_WHAT THE TASK ASKS:_
Could you update only the rows starting at "header-bar-left-stub (0, 87, 31, 111)" and ending at "question-7-number: 7. (120, 906, 137, 935)", changing "option-line" to "answer-option" and keeping everything else the same?

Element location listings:
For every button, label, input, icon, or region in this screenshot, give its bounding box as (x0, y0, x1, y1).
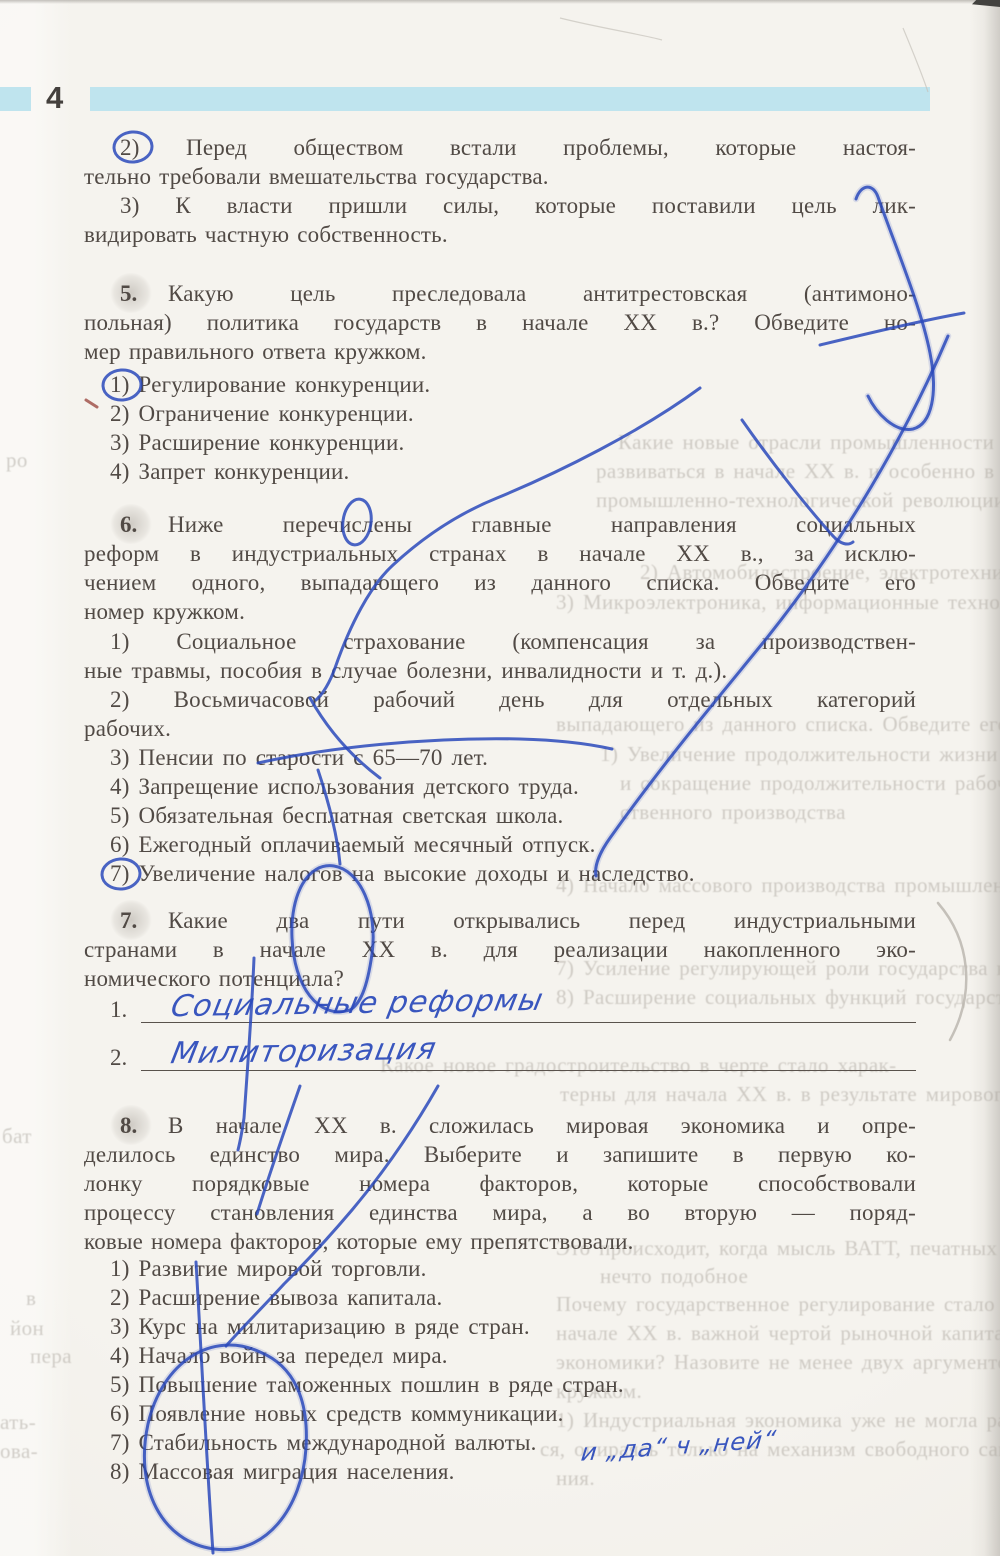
header-bar-left-stub (0, 87, 31, 111)
option-line: 1) Регулирование конкуренции. (84, 370, 916, 399)
answer-2-label: 2. (84, 1045, 127, 1071)
text-line: странами в начале XX в. для реализации н… (84, 935, 916, 964)
question-7-number: 7. (120, 906, 137, 935)
question-8-options: 1) Развитие мировой торговли.2) Расширен… (84, 1254, 916, 1486)
question-6-options: 1) Социальное страхование (компенсация з… (84, 627, 916, 888)
bleedthrough-text: ать- (0, 1410, 36, 1435)
text-line: польная) политика государств в начале XX… (84, 308, 916, 337)
intro-item-2: 2) Перед обществом встали проблемы, кото… (84, 133, 916, 191)
intro-item-3: 3) К власти пришли силы, которые постави… (84, 191, 916, 249)
text-line: видировать частную собственность. (84, 220, 916, 249)
option-line: 3) Курс на милитаризацию в ряде стран. (84, 1312, 916, 1341)
question-5-text: Какую цель преследовала антитрестовская … (84, 279, 916, 366)
option-line: 1) Развитие мировой торговли. (84, 1254, 916, 1283)
workbook-page: Какие новые отрасли промышленности стали… (0, 0, 1000, 1556)
bleedthrough-text: йон (10, 1316, 44, 1341)
option-line: 6) Появление новых средств коммуникации. (84, 1399, 916, 1428)
bleedthrough-text: ова- (0, 1439, 38, 1464)
option-line: 7) Стабильность международной валюты. (84, 1428, 916, 1457)
option-line: 8) Массовая миграция населения. (84, 1457, 916, 1486)
option-line: 4) Запрещение использования детского тру… (84, 772, 916, 801)
option-line: 4) Начало войн за передел мира. (84, 1341, 916, 1370)
option-line: рабочих. (84, 714, 916, 743)
text-line: мер правильного ответа кружком. (84, 337, 916, 366)
option-line: 4) Запрет конкуренции. (84, 457, 916, 486)
text-line: процессу становления единства мира, а во… (84, 1198, 916, 1227)
text-line: реформ в индустриальных странах в начале… (84, 539, 916, 568)
option-line: 2) Расширение вывоза капитала. (84, 1283, 916, 1312)
option-line: 5) Повышение таможенных пошлин в ряде ст… (84, 1370, 916, 1399)
question-8-text: В начале XX в. сложилась мировая экономи… (84, 1111, 916, 1256)
question-5-number: 5. (120, 279, 137, 308)
scan-scratch (903, 28, 928, 92)
question-6: 6. Ниже перечислены главные направления … (84, 510, 916, 626)
bleedthrough-text: бат (2, 1124, 32, 1149)
option-line: ные травмы, пособия в случае болезни, ин… (84, 656, 916, 685)
question-5-options: 1) Регулирование конкуренции.2) Ограниче… (84, 370, 916, 486)
answer-1-label: 1. (84, 997, 127, 1023)
header-bar (90, 87, 930, 111)
option-line: 3) Расширение конкуренции. (84, 428, 916, 457)
text-line: номер кружком. (84, 597, 916, 626)
option-line: 2) Ограничение конкуренции. (84, 399, 916, 428)
option-line: 6) Ежегодный оплачиваемый месячный отпус… (84, 830, 916, 859)
option-line: 3) Пенсии по старости с 65—70 лет. (84, 743, 916, 772)
question-5: 5. Какую цель преследовала антитрестовск… (84, 279, 916, 366)
page-number: 4 (46, 80, 64, 116)
text-line: 2) Перед обществом встали проблемы, кото… (84, 133, 916, 162)
bleedthrough-text: пера (30, 1344, 72, 1369)
text-line: чением одного, выпадающего из данного сп… (84, 568, 916, 597)
scan-scratch (560, 18, 662, 40)
question-7: 7. Какие два пути открывались перед инду… (84, 906, 916, 993)
bleedthrough-text: в (26, 1286, 36, 1311)
option-line: 7) Увеличение налогов на высокие доходы … (84, 859, 916, 888)
text-line: В начале XX в. сложилась мировая экономи… (84, 1111, 916, 1140)
option-line: 1) Социальное страхование (компенсация з… (84, 627, 916, 656)
handwritten-answer-2: Милиторизация (168, 1032, 440, 1072)
text-line: ковые номера факторов, которые ему препя… (84, 1227, 916, 1256)
text-line: лонку порядковые номера факторов, которы… (84, 1169, 916, 1198)
pencil-parenthesis (938, 903, 966, 1040)
handwritten-answer-1: Социальные реформы (168, 983, 547, 1024)
question-6-number: 6. (120, 510, 137, 539)
text-line: делилось единство мира. Выберите и запиш… (84, 1140, 916, 1169)
scan-corner-artifact (972, 0, 1000, 7)
text-line: Ниже перечислены главные направления соц… (84, 510, 916, 539)
bleedthrough-text: ро (6, 448, 28, 473)
option-line: 5) Обязательная бесплатная светская школ… (84, 801, 916, 830)
text-line: тельно требовали вмешательства государст… (84, 162, 916, 191)
text-line: Какую цель преследовала антитрестовская … (84, 279, 916, 308)
text-line: Какие два пути открывались перед индустр… (84, 906, 916, 935)
question-8-number: 8. (120, 1111, 137, 1140)
question-7-text: Какие два пути открывались перед индустр… (84, 906, 916, 993)
option-line: 2) Восьмичасовой рабочий день для отдель… (84, 685, 916, 714)
text-line: 3) К власти пришли силы, которые постави… (84, 191, 916, 220)
page-content: 2) Перед обществом встали проблемы, кото… (84, 133, 916, 1486)
question-8: 8. В начале XX в. сложилась мировая экон… (84, 1111, 916, 1256)
question-6-text: Ниже перечислены главные направления соц… (84, 510, 916, 626)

_EXERCISE RESPONSE:_
header-bar-left-stub (0, 87, 31, 111)
answer-option: 1) Регулирование конкуренции. (84, 370, 916, 399)
answer-2-label: 2. (84, 1045, 127, 1071)
text-line: странами в начале XX в. для реализации н… (84, 935, 916, 964)
question-7-number: 7. (120, 906, 137, 935)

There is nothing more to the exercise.